**What you have to do**
What is the number of lines containing "Super"? Give only that number.
____ Supplied material
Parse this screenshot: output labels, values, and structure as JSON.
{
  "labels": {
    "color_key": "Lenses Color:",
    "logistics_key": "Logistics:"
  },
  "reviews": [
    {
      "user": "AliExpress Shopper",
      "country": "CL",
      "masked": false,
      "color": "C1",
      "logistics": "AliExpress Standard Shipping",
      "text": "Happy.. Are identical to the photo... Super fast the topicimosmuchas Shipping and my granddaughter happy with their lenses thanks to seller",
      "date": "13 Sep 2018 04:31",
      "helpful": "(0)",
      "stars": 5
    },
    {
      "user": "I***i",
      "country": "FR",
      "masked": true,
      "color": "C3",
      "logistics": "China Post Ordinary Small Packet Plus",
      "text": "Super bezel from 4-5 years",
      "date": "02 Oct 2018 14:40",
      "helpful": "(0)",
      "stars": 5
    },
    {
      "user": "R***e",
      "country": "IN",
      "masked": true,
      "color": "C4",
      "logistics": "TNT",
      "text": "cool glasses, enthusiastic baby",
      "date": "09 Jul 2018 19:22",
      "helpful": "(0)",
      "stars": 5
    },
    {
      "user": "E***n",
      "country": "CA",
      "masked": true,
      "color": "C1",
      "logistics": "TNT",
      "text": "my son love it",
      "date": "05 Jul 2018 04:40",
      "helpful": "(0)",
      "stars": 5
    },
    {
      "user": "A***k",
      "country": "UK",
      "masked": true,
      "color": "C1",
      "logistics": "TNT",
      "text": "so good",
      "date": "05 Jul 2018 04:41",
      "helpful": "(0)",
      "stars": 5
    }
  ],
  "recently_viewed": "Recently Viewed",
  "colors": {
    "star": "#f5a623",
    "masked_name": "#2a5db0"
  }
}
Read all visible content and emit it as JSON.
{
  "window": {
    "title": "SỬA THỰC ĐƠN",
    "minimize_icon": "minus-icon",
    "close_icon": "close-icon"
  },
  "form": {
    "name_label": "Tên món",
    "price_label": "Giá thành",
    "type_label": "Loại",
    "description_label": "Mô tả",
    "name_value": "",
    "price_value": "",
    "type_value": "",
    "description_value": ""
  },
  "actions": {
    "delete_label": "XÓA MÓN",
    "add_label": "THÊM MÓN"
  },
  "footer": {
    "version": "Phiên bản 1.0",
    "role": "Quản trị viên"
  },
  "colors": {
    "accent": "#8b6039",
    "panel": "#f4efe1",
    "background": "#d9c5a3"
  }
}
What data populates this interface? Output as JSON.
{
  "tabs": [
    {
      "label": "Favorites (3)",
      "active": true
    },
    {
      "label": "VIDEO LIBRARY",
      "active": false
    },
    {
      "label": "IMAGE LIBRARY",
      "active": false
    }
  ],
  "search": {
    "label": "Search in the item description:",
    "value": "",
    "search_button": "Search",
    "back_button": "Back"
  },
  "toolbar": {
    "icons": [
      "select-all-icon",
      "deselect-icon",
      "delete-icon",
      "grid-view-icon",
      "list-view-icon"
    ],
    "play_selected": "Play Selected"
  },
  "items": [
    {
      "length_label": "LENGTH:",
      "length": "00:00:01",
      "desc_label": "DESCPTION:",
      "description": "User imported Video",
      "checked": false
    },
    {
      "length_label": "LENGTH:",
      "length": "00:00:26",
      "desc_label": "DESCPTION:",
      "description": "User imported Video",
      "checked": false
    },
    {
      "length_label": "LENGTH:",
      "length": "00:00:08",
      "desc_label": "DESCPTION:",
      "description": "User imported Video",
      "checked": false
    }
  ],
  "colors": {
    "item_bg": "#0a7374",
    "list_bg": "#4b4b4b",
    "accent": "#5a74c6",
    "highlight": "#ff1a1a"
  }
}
________
____ Supplied material
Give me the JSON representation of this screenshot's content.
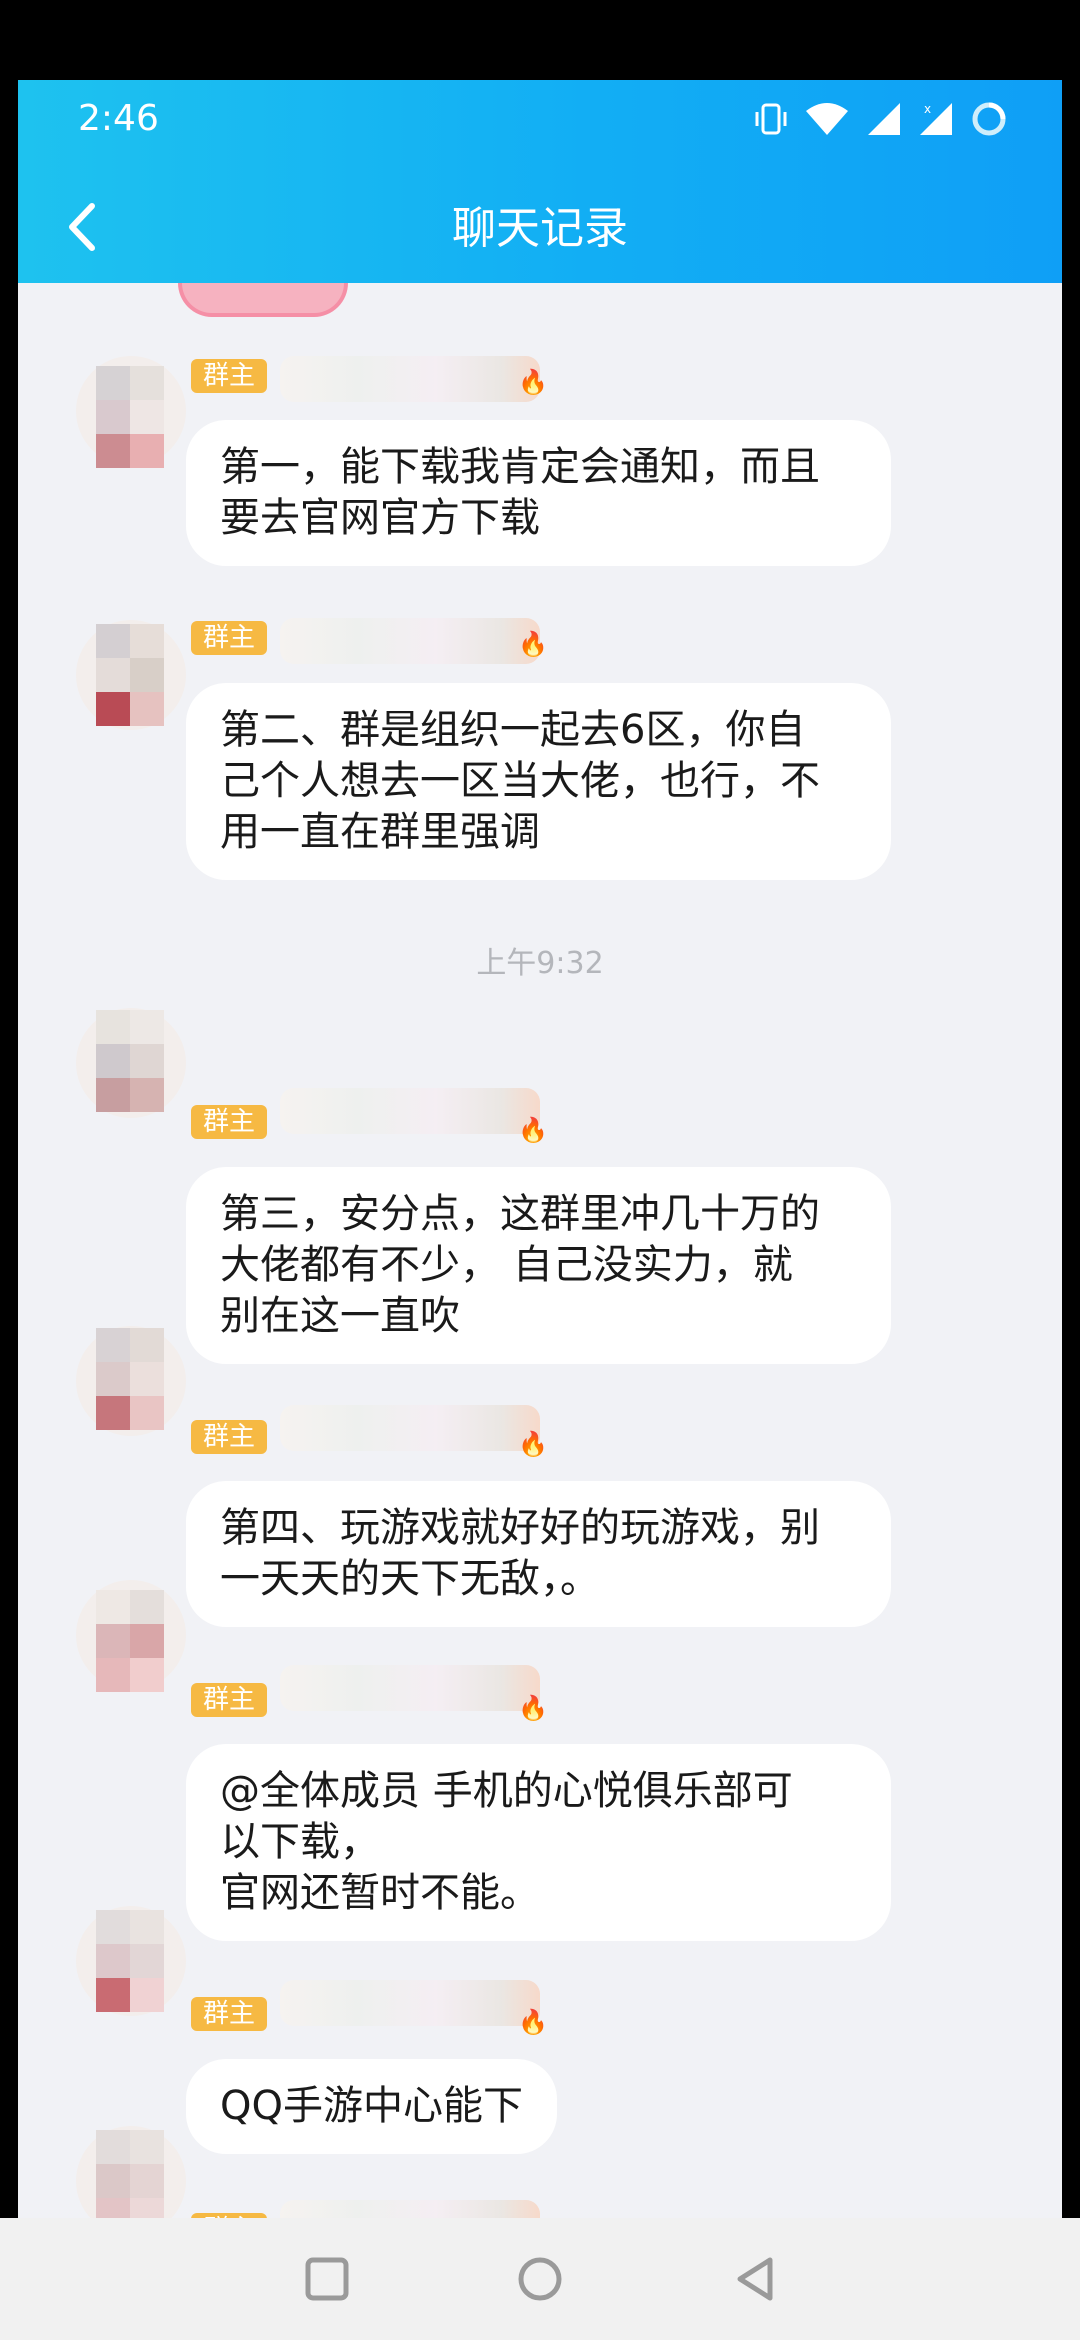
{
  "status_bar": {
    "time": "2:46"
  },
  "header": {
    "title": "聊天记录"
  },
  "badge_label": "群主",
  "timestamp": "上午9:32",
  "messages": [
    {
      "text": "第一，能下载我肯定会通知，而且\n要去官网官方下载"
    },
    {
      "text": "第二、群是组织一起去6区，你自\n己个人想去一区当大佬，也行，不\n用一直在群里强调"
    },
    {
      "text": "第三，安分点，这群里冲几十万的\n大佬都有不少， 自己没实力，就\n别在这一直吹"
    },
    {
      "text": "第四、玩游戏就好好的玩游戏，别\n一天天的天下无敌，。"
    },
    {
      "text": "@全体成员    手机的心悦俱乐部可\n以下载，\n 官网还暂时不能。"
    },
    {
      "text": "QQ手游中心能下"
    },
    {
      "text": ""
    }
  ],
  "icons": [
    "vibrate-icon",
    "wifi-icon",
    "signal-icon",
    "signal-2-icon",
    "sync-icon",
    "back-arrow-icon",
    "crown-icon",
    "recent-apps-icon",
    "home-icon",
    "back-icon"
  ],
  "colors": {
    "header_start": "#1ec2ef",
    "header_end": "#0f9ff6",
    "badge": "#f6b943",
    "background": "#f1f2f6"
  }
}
________
**Reply to the exercise**
2